[Part of a data file]
═══
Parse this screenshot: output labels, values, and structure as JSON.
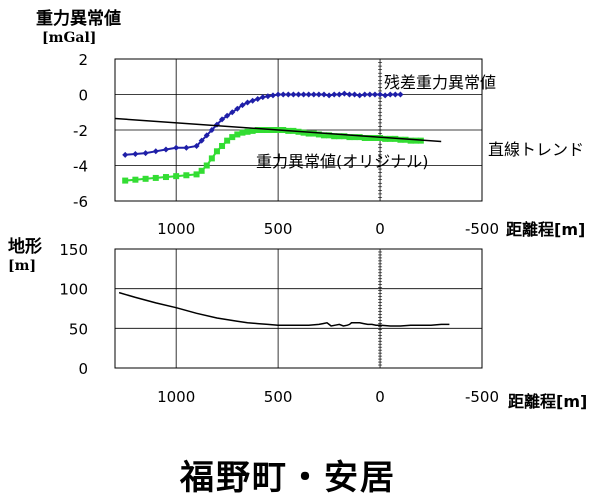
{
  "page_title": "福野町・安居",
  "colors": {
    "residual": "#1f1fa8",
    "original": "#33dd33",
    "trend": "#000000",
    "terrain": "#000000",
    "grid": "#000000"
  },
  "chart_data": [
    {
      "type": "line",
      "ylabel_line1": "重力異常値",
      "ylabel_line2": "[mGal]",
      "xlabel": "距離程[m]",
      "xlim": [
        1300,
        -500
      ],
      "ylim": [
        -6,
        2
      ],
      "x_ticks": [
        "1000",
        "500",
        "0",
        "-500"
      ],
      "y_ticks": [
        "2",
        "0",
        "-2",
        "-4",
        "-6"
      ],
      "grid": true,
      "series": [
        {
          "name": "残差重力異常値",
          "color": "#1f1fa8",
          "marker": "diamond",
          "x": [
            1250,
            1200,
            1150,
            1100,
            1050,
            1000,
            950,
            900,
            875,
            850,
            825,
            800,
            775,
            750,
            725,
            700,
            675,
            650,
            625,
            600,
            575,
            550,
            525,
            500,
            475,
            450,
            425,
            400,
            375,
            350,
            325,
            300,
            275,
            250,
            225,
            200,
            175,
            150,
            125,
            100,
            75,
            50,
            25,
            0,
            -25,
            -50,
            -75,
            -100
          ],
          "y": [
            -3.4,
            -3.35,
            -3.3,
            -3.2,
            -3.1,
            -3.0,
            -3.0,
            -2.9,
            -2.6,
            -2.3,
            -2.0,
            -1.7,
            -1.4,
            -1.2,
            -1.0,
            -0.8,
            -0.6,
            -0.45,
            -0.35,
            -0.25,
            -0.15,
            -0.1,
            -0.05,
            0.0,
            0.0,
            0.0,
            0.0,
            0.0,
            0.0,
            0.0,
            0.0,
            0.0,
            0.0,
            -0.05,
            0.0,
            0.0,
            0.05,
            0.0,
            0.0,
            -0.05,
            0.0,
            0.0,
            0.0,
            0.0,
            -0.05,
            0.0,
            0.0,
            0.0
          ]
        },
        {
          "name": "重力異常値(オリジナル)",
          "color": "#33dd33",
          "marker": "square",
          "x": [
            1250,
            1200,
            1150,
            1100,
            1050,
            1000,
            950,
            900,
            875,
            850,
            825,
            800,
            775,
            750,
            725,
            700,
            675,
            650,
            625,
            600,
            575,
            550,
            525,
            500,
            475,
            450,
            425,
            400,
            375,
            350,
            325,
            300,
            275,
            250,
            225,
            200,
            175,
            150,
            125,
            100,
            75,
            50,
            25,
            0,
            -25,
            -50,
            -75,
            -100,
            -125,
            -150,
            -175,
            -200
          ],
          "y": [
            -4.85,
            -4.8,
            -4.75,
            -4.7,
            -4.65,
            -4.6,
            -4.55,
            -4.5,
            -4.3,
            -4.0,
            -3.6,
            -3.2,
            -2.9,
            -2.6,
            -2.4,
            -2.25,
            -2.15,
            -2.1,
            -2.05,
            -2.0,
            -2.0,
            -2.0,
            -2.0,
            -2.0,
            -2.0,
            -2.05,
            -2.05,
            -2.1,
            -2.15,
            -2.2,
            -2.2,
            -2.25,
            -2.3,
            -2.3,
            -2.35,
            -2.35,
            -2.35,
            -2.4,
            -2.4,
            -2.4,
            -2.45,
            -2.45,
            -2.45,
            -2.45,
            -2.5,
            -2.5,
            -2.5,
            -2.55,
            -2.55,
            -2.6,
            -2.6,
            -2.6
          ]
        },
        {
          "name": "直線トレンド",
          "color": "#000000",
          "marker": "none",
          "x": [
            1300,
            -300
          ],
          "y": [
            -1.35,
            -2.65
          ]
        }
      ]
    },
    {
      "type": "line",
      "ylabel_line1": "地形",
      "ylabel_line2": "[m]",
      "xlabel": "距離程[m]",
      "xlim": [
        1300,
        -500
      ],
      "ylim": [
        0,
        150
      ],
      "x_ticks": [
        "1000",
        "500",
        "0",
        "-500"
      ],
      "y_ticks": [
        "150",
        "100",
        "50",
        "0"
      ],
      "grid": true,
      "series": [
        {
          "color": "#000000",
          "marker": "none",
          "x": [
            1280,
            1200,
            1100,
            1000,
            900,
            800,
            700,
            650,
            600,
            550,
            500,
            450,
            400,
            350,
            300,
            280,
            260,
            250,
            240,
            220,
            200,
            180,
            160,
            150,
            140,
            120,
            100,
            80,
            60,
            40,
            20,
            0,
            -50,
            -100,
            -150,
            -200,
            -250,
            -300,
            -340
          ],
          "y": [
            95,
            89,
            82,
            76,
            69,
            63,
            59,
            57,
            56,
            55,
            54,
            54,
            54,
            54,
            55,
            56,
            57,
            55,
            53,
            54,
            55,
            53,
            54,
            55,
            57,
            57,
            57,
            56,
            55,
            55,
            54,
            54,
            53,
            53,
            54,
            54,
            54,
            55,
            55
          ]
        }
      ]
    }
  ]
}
═══
(Problem): Each line with the string "name" in it needs to be found and copied.

(Result for this task):
          "name": "残差重力異常値",
          "name": "重力異常値(オリジナル)",
          "name": "直線トレンド",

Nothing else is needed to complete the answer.